--- start of Data listing ---

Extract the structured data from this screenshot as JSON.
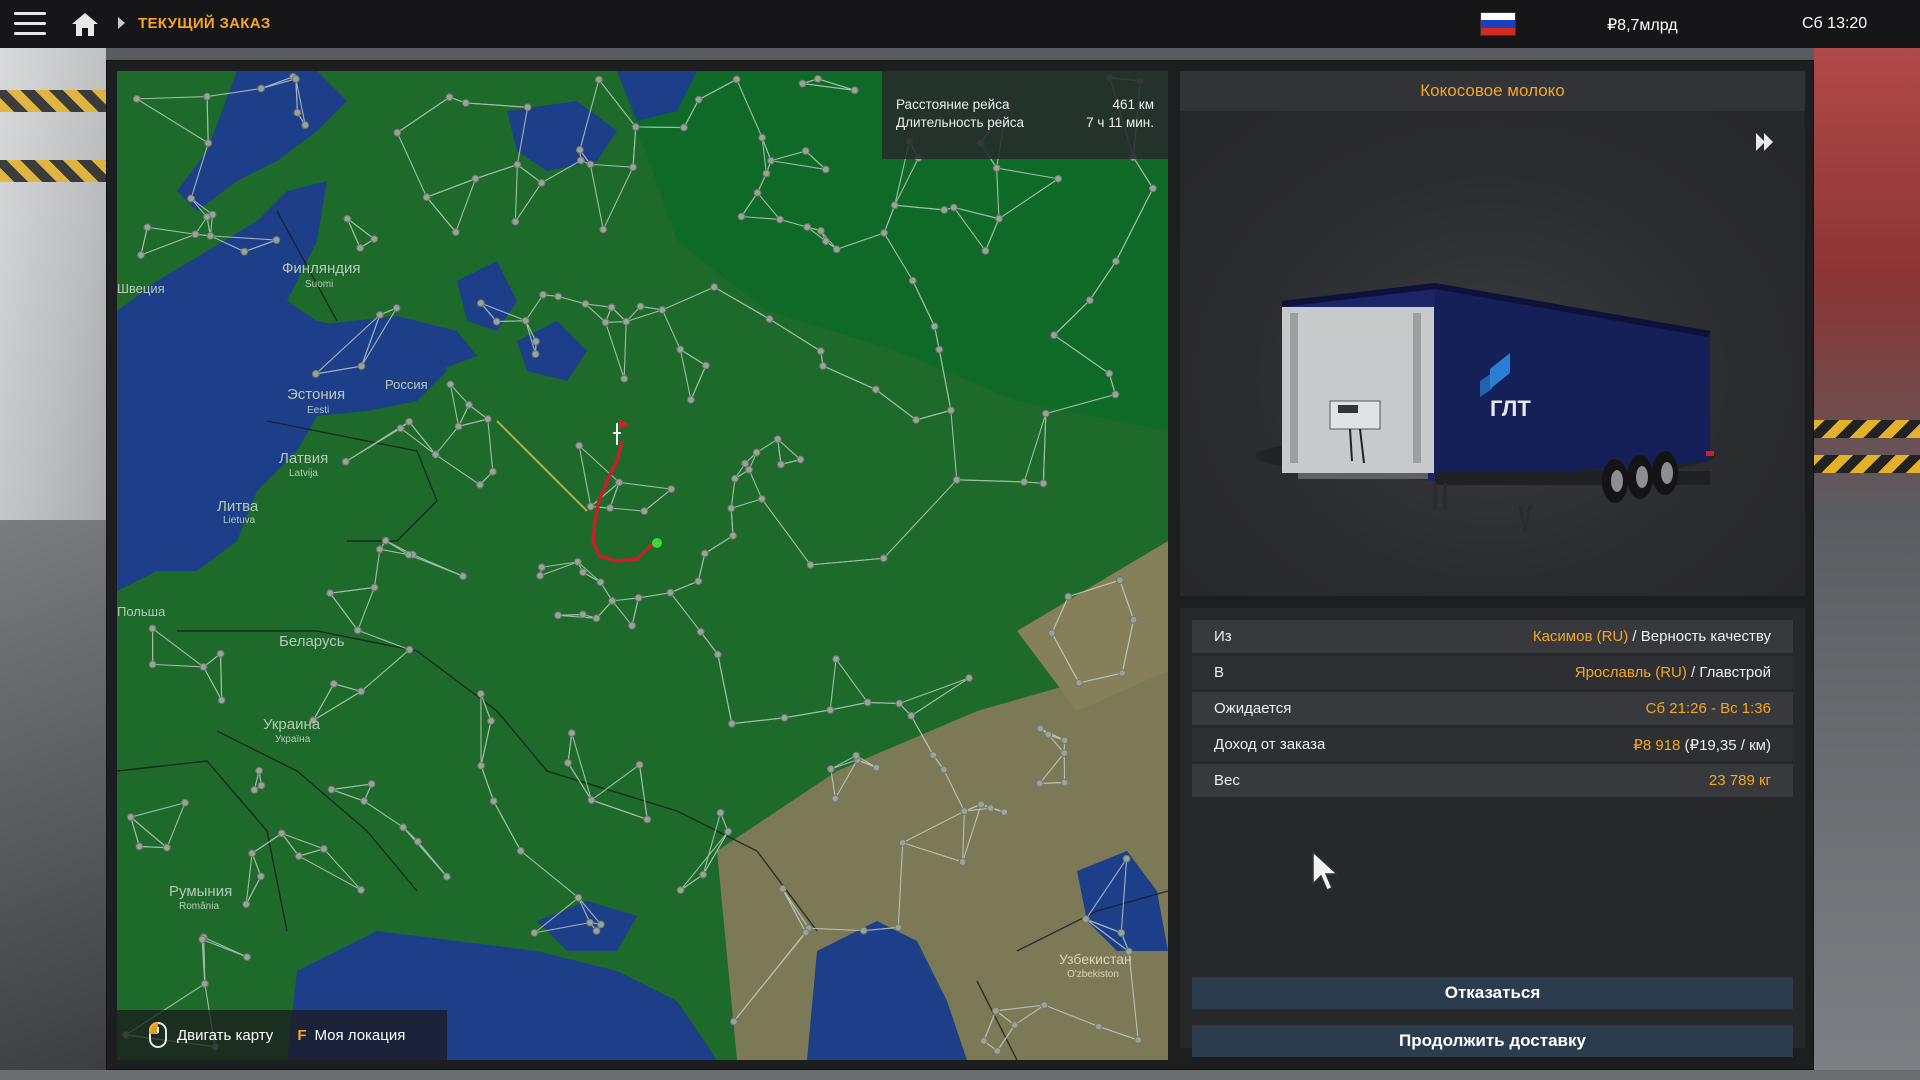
{
  "topbar": {
    "breadcrumb": "ТЕКУЩИЙ ЗАКАЗ",
    "money": "₽8,7млрд",
    "clock": "Сб 13:20",
    "flag_colors": [
      "#ffffff",
      "#1c3fbf",
      "#d52b1e"
    ]
  },
  "map": {
    "trip_distance_label": "Расстояние рейса",
    "trip_distance_value": "461 км",
    "trip_duration_label": "Длительность рейса",
    "trip_duration_value": "7 ч 11 мин.",
    "hint_move_label": "Двигать карту",
    "hint_key": "F",
    "hint_location_label": "Моя локация",
    "labels": [
      {
        "text": "Финляндия"
      },
      {
        "text": "Suomi"
      },
      {
        "text": "Эстония"
      },
      {
        "text": "Eesti"
      },
      {
        "text": "Латвия"
      },
      {
        "text": "Latvija"
      },
      {
        "text": "Литва"
      },
      {
        "text": "Lietuva"
      },
      {
        "text": "Беларусь"
      },
      {
        "text": "Украина"
      },
      {
        "text": "Україна"
      },
      {
        "text": "Румыния"
      },
      {
        "text": "România"
      },
      {
        "text": "Узбекистан"
      },
      {
        "text": "O'zbekiston"
      },
      {
        "text": "Россия"
      },
      {
        "text": "Швеция"
      },
      {
        "text": "Польша"
      }
    ]
  },
  "cargo": {
    "title": "Кокосовое молоко",
    "trailer_brand": "ГЛТ"
  },
  "details": {
    "from_label": "Из",
    "from_city": "Касимов (RU)",
    "from_sep": " / ",
    "from_company": "Верность качеству",
    "to_label": "В",
    "to_city": "Ярославль (RU)",
    "to_sep": " / ",
    "to_company": "Главстрой",
    "expected_label": "Ожидается",
    "expected_value": "Сб 21:26 - Вс 1:36",
    "income_label": "Доход от заказа",
    "income_value": "₽8 918",
    "income_rate": " (₽19,35 / км)",
    "weight_label": "Вес",
    "weight_value": "23 789 кг"
  },
  "buttons": {
    "cancel": "Отказаться",
    "continue": "Продолжить доставку"
  },
  "colors": {
    "accent": "#f5a623",
    "map_land": "#1d6a2b",
    "map_water": "#1d3f8a",
    "route": "#c8202a",
    "button": "#2b3c4f"
  }
}
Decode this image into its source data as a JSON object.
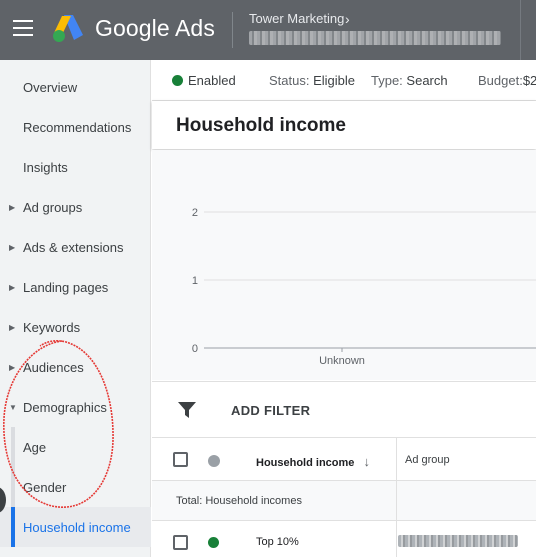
{
  "header": {
    "product_name": "Google Ads",
    "account_name": "Tower Marketing",
    "account_chevron": "›"
  },
  "sidebar": {
    "items": [
      {
        "label": "Overview"
      },
      {
        "label": "Recommendations"
      },
      {
        "label": "Insights"
      },
      {
        "label": "Ad groups"
      },
      {
        "label": "Ads & extensions"
      },
      {
        "label": "Landing pages"
      },
      {
        "label": "Keywords"
      },
      {
        "label": "Audiences"
      },
      {
        "label": "Demographics"
      },
      {
        "label": "Age"
      },
      {
        "label": "Gender"
      },
      {
        "label": "Household income"
      }
    ],
    "active_item": "Household income"
  },
  "status_strip": {
    "enabled": "Enabled",
    "status_label": "Status:",
    "status_value": "Eligible",
    "type_label": "Type:",
    "type_value": "Search",
    "budget_label": "Budget:",
    "budget_value": "$2"
  },
  "page": {
    "title": "Household income"
  },
  "chart_data": {
    "type": "bar",
    "categories": [
      "Unknown"
    ],
    "values": [
      0
    ],
    "y_ticks": [
      "0",
      "1",
      "2"
    ],
    "ylim": [
      0,
      2
    ],
    "grid": true
  },
  "filter": {
    "label": "ADD FILTER"
  },
  "table": {
    "columns": [
      "Household income",
      "Ad group"
    ],
    "sort_indicator": "↓",
    "total_label": "Total: Household incomes",
    "rows": [
      {
        "income": "Top 10%",
        "status_color": "#188038"
      }
    ]
  },
  "colors": {
    "topbar": "#5f6368",
    "accent": "#1a73e8",
    "enabled_green": "#188038",
    "annotation_red": "#e53935"
  }
}
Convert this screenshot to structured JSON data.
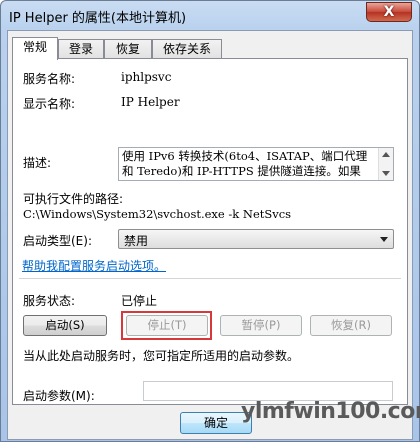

--- end of Data listing ---

Exercise: Your copy should match the records word for word, with the pictures removed.

In response:
Extract the structured data from this screenshot as JSON.
{
  "topbar": {
    "breadcrumb": "ТЕКУЩИЙ ЗАКАЗ",
    "money": "₽8,7млрд",
    "clock": "Сб 13:20",
    "flag_colors": [
      "#ffffff",
      "#1c3fbf",
      "#d52b1e"
    ]
  },
  "map": {
    "trip_distance_label": "Расстояние рейса",
    "trip_distance_value": "461 км",
    "trip_duration_label": "Длительность рейса",
    "trip_duration_value": "7 ч 11 мин.",
    "hint_move_label": "Двигать карту",
    "hint_key": "F",
    "hint_location_label": "Моя локация",
    "labels": [
      {
        "text": "Финляндия"
      },
      {
        "text": "Suomi"
      },
      {
        "text": "Эстония"
      },
      {
        "text": "Eesti"
      },
      {
        "text": "Латвия"
      },
      {
        "text": "Latvija"
      },
      {
        "text": "Литва"
      },
      {
        "text": "Lietuva"
      },
      {
        "text": "Беларусь"
      },
      {
        "text": "Украина"
      },
      {
        "text": "Україна"
      },
      {
        "text": "Румыния"
      },
      {
        "text": "România"
      },
      {
        "text": "Узбекистан"
      },
      {
        "text": "O'zbekiston"
      },
      {
        "text": "Россия"
      },
      {
        "text": "Швеция"
      },
      {
        "text": "Польша"
      }
    ]
  },
  "cargo": {
    "title": "Кокосовое молоко",
    "trailer_brand": "ГЛТ"
  },
  "details": {
    "from_label": "Из",
    "from_city": "Касимов (RU)",
    "from_sep": " / ",
    "from_company": "Верность качеству",
    "to_label": "В",
    "to_city": "Ярославль (RU)",
    "to_sep": " / ",
    "to_company": "Главстрой",
    "expected_label": "Ожидается",
    "expected_value": "Сб 21:26 - Вс 1:36",
    "income_label": "Доход от заказа",
    "income_value": "₽8 918",
    "income_rate": " (₽19,35 / км)",
    "weight_label": "Вес",
    "weight_value": "23 789 кг"
  },
  "buttons": {
    "cancel": "Отказаться",
    "continue": "Продолжить доставку"
  },
  "colors": {
    "accent": "#f5a623",
    "map_land": "#1d6a2b",
    "map_water": "#1d3f8a",
    "route": "#c8202a",
    "button": "#2b3c4f"
  }
}
Decode this image into its source data as a JSON object.
{
  "header": {
    "product_name": "Google Ads",
    "account_name": "Tower Marketing",
    "account_chevron": "›"
  },
  "sidebar": {
    "items": [
      {
        "label": "Overview"
      },
      {
        "label": "Recommendations"
      },
      {
        "label": "Insights"
      },
      {
        "label": "Ad groups"
      },
      {
        "label": "Ads & extensions"
      },
      {
        "label": "Landing pages"
      },
      {
        "label": "Keywords"
      },
      {
        "label": "Audiences"
      },
      {
        "label": "Demographics"
      },
      {
        "label": "Age"
      },
      {
        "label": "Gender"
      },
      {
        "label": "Household income"
      }
    ],
    "active_item": "Household income"
  },
  "status_strip": {
    "enabled": "Enabled",
    "status_label": "Status:",
    "status_value": "Eligible",
    "type_label": "Type:",
    "type_value": "Search",
    "budget_label": "Budget:",
    "budget_value": "$2"
  },
  "page": {
    "title": "Household income"
  },
  "chart_data": {
    "type": "bar",
    "categories": [
      "Unknown"
    ],
    "values": [
      0
    ],
    "y_ticks": [
      "0",
      "1",
      "2"
    ],
    "ylim": [
      0,
      2
    ],
    "grid": true
  },
  "filter": {
    "label": "ADD FILTER"
  },
  "table": {
    "columns": [
      "Household income",
      "Ad group"
    ],
    "sort_indicator": "↓",
    "total_label": "Total: Household incomes",
    "rows": [
      {
        "income": "Top 10%",
        "status_color": "#188038"
      }
    ]
  },
  "colors": {
    "topbar": "#5f6368",
    "accent": "#1a73e8",
    "enabled_green": "#188038",
    "annotation_red": "#e53935"
  }
}
Convert this screenshot to structured JSON data.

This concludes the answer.